> **Available data**
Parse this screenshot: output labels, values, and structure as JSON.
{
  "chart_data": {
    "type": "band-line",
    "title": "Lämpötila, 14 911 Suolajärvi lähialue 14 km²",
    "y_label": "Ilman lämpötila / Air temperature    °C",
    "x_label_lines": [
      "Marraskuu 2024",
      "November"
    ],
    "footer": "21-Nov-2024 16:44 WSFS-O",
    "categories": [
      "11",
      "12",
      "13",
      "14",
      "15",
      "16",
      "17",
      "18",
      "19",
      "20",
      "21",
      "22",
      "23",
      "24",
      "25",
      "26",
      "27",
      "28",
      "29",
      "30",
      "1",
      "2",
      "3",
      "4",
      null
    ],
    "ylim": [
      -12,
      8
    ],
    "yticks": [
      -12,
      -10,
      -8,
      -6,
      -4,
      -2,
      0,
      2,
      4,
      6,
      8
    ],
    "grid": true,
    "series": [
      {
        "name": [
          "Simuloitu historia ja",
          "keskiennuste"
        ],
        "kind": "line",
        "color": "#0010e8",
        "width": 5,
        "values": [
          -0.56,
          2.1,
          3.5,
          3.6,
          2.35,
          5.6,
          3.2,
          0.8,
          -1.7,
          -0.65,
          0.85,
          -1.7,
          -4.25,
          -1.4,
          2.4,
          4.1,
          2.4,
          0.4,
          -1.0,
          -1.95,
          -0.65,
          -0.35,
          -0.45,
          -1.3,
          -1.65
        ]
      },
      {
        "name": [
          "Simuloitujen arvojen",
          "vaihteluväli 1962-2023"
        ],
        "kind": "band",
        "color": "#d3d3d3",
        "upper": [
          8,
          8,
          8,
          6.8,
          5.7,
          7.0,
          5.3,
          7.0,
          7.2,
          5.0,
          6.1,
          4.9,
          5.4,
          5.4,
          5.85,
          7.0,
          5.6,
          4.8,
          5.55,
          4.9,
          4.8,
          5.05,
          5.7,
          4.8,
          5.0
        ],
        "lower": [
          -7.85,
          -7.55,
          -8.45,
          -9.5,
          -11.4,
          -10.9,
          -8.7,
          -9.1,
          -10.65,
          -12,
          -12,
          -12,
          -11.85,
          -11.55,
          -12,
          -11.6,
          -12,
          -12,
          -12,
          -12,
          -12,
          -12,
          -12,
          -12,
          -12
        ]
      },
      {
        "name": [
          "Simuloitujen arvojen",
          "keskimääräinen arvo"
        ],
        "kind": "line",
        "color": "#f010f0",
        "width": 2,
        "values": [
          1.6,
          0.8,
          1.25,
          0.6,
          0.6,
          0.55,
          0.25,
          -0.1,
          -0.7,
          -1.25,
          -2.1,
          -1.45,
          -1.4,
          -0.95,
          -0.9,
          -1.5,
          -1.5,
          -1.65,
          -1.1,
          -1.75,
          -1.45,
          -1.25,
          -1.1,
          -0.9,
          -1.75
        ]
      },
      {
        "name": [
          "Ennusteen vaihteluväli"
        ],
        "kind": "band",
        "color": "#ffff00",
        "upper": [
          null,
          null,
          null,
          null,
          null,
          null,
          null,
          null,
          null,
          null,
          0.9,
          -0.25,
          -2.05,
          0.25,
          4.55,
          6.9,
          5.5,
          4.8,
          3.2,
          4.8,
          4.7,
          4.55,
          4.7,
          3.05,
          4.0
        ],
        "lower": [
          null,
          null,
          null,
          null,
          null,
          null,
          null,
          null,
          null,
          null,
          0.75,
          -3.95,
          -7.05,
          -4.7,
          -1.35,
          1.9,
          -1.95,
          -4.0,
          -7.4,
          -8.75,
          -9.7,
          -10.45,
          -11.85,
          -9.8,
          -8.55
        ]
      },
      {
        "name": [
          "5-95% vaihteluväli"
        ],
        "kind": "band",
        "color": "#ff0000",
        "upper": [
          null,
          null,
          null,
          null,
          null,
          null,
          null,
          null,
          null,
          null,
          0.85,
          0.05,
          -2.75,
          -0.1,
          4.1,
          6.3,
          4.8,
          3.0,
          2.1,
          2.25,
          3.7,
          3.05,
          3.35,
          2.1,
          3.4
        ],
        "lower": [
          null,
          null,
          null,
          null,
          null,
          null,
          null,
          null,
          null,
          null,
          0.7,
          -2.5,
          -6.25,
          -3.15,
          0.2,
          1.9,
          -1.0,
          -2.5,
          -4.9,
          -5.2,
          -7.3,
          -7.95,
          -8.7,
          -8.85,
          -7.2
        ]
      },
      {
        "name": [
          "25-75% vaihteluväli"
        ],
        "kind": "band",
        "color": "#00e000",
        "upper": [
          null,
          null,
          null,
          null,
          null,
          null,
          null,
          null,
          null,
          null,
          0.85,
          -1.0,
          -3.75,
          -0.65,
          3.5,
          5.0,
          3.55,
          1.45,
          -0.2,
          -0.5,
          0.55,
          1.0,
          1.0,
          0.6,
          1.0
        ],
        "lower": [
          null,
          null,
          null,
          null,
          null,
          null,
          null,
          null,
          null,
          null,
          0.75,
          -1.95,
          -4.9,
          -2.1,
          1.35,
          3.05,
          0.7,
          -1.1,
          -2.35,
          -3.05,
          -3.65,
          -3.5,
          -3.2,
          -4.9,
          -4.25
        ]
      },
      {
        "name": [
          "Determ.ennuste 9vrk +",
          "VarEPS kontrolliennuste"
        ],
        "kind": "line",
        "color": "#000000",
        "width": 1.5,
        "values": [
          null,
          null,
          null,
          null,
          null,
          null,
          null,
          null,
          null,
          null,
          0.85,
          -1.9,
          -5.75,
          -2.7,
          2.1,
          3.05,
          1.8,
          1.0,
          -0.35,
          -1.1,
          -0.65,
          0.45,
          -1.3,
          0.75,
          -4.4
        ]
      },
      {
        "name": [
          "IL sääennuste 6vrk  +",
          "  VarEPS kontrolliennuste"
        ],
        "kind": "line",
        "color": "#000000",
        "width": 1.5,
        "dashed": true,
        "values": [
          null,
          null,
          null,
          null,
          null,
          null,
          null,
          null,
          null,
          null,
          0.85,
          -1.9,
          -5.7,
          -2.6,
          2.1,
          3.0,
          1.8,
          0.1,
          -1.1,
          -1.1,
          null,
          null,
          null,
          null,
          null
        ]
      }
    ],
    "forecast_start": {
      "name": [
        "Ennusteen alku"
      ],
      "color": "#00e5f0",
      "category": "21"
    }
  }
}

> **Instructions for the task**
Go through the entries and return each line where the word "kontrolliennuste" appears.

> **Worked solution**
          "VarEPS kontrolliennuste"
          "  VarEPS kontrolliennuste"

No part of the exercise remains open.